— Start Records supplied —

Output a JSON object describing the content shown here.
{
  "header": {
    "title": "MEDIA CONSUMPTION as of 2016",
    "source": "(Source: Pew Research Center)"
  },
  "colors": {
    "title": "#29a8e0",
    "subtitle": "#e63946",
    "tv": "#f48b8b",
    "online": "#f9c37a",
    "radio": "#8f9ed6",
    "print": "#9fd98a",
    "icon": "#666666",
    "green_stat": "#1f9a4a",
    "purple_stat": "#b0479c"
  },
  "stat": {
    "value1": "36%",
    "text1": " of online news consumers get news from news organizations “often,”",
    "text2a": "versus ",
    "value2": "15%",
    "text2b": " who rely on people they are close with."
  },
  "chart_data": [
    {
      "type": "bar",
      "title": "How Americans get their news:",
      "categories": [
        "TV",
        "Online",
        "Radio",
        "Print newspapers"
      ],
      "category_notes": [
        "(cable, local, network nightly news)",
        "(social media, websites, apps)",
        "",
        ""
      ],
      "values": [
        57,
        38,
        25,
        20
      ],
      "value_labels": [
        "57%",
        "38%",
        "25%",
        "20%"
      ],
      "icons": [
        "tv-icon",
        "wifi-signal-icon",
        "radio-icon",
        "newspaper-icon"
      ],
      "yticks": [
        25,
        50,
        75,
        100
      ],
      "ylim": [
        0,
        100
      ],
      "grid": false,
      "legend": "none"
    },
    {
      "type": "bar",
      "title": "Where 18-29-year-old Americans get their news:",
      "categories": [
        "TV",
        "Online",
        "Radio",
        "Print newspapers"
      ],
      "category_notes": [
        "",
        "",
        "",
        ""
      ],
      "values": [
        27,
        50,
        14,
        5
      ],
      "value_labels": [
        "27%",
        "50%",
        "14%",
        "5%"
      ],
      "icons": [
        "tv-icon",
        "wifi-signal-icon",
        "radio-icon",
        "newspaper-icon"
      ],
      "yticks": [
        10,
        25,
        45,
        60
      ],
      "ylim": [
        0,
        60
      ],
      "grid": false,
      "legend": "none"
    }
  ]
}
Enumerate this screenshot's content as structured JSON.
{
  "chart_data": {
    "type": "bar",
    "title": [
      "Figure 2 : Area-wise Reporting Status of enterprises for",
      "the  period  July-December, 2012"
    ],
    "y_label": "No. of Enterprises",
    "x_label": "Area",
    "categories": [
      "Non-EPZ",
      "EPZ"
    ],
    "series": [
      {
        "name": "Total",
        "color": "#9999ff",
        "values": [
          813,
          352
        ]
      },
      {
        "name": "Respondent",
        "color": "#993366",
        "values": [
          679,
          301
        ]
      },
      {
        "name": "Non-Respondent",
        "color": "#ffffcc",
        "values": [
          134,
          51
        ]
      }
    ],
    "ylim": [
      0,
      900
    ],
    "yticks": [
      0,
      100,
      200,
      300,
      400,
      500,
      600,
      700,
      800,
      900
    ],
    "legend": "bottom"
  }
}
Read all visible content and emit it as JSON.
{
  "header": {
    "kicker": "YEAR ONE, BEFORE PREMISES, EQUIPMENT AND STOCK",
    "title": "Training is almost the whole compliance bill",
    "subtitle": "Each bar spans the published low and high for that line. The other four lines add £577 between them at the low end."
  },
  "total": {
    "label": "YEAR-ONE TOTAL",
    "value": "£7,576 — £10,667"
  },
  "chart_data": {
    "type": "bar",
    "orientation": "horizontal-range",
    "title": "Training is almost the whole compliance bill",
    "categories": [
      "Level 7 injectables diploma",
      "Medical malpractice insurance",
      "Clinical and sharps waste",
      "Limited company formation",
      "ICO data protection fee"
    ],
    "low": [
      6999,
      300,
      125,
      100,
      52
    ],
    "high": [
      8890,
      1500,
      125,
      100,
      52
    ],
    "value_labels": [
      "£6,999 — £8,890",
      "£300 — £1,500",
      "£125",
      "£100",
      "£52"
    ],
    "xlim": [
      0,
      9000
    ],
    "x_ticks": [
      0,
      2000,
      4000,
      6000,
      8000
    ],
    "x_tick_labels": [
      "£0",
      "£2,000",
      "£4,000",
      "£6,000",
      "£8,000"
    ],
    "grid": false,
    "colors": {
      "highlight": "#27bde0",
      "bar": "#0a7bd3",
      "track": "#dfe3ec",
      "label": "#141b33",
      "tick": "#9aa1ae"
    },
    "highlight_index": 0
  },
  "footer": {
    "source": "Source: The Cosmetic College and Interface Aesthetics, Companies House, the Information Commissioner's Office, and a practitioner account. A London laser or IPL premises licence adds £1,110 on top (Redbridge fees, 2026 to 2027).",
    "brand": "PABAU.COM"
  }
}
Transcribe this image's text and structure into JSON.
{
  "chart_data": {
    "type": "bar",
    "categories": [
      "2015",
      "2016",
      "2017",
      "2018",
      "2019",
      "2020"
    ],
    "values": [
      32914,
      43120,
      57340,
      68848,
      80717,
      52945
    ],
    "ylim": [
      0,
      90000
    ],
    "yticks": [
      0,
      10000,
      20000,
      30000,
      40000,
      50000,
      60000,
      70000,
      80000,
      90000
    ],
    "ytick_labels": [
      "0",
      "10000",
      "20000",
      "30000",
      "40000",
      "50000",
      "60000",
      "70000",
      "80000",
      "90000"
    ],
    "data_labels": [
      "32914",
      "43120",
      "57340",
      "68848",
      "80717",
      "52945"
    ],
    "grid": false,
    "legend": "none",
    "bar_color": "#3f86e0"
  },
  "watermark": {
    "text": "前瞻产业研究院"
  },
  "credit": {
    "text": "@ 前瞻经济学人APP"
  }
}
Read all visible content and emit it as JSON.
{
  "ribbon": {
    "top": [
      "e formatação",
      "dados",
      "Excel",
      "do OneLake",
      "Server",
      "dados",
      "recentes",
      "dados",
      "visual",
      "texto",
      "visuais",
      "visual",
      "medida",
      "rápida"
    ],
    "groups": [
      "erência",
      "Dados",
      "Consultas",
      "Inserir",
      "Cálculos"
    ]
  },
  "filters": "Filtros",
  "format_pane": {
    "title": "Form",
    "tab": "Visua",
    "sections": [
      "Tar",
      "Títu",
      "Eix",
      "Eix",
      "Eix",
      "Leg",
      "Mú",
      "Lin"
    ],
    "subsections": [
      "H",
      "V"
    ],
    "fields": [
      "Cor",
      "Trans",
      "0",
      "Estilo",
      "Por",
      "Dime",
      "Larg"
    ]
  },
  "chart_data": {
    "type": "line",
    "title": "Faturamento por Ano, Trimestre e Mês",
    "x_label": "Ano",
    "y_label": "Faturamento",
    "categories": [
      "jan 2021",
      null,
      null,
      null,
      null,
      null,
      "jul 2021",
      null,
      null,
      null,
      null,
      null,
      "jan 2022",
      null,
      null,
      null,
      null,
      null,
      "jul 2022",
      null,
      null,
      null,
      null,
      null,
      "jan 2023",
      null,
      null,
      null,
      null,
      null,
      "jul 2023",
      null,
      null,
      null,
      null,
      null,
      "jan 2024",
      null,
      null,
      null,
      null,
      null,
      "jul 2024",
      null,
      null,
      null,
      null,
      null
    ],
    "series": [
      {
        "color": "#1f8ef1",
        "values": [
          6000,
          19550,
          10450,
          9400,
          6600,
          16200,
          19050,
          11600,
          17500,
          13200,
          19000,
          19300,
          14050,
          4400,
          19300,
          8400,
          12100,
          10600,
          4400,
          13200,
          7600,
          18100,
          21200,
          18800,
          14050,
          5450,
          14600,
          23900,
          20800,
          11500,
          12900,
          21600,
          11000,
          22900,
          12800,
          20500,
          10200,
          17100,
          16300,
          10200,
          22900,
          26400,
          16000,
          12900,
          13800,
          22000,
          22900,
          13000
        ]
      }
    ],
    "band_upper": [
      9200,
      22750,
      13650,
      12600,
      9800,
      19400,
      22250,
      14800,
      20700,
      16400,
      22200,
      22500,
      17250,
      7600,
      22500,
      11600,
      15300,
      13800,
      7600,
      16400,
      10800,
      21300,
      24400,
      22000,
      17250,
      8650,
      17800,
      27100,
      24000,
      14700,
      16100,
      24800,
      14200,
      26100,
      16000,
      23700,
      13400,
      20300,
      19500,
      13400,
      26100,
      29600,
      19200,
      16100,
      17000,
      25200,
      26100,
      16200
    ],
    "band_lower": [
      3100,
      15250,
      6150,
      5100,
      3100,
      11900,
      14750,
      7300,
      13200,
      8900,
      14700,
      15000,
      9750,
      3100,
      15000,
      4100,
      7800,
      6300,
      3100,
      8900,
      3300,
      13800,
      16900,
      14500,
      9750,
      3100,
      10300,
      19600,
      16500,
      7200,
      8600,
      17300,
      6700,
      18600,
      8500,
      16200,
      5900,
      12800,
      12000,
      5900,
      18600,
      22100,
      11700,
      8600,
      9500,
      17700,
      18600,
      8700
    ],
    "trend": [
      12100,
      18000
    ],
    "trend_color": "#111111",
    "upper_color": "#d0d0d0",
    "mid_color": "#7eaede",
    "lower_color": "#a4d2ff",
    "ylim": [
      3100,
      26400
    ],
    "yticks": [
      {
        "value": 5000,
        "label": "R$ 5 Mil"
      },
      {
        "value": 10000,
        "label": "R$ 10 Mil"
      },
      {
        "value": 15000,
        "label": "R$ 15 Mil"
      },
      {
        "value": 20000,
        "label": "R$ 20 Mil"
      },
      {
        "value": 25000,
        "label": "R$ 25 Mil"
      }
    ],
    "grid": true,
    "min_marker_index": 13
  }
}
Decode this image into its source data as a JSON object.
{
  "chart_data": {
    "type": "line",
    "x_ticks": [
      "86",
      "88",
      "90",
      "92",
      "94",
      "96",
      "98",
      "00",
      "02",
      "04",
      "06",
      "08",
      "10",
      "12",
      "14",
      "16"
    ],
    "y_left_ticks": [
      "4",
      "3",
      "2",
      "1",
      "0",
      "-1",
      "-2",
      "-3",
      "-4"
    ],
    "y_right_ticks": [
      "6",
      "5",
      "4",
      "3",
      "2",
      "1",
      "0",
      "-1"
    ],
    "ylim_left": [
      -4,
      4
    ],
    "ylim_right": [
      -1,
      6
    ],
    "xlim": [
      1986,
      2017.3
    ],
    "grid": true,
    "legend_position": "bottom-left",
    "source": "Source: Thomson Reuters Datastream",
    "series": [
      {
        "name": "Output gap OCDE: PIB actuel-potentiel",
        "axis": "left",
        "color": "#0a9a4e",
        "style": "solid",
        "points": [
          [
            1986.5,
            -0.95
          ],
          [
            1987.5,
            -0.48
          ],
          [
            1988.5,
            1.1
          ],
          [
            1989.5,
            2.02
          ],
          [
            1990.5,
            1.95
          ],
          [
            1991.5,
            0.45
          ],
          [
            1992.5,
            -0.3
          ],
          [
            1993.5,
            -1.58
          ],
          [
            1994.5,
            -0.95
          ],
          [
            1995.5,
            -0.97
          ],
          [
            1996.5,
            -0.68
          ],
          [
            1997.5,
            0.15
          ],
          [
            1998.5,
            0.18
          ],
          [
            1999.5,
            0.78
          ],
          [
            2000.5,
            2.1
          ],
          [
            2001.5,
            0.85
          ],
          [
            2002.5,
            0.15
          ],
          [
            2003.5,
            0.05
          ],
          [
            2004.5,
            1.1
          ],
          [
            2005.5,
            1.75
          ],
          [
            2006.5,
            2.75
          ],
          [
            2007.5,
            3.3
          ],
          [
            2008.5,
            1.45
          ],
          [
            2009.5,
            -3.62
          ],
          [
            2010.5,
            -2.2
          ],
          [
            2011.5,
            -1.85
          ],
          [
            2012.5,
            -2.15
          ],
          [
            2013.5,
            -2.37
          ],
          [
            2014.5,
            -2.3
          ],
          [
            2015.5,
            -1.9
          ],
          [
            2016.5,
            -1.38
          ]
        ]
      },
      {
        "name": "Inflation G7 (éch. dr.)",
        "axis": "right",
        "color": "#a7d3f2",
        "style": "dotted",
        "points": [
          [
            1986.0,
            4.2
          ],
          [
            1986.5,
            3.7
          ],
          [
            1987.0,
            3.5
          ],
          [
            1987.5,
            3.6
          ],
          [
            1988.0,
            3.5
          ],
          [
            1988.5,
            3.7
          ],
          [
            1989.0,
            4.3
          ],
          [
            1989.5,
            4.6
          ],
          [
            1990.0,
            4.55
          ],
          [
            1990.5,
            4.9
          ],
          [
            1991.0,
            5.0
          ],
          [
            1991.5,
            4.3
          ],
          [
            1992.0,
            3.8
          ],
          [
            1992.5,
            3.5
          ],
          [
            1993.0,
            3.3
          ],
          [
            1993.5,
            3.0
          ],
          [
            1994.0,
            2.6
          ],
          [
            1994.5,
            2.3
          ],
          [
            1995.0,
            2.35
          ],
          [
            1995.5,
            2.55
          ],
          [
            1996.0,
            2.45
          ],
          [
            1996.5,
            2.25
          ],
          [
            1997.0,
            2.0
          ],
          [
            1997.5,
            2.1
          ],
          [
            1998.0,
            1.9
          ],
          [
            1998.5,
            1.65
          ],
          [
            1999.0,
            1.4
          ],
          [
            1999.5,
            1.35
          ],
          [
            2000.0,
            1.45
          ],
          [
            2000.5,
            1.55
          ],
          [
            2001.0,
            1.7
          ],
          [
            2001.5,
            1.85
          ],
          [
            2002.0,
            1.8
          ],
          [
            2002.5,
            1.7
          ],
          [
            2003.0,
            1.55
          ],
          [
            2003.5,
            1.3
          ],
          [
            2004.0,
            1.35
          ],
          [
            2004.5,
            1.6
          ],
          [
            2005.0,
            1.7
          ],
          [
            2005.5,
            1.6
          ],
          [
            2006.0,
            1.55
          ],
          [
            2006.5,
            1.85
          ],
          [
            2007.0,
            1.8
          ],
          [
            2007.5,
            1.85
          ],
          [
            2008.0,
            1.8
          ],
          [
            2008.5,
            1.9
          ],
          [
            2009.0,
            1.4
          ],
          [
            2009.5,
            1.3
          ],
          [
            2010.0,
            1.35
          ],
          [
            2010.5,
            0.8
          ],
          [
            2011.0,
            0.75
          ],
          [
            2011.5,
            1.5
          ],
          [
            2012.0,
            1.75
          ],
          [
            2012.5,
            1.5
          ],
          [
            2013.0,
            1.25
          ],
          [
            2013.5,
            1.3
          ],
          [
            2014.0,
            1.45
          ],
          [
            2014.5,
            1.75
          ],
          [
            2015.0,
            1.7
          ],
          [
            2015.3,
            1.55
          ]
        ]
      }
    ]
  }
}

— End Records supplied —

Problem details
Count the lines of the material that include the word "into", then report only the total.

Exercise result
2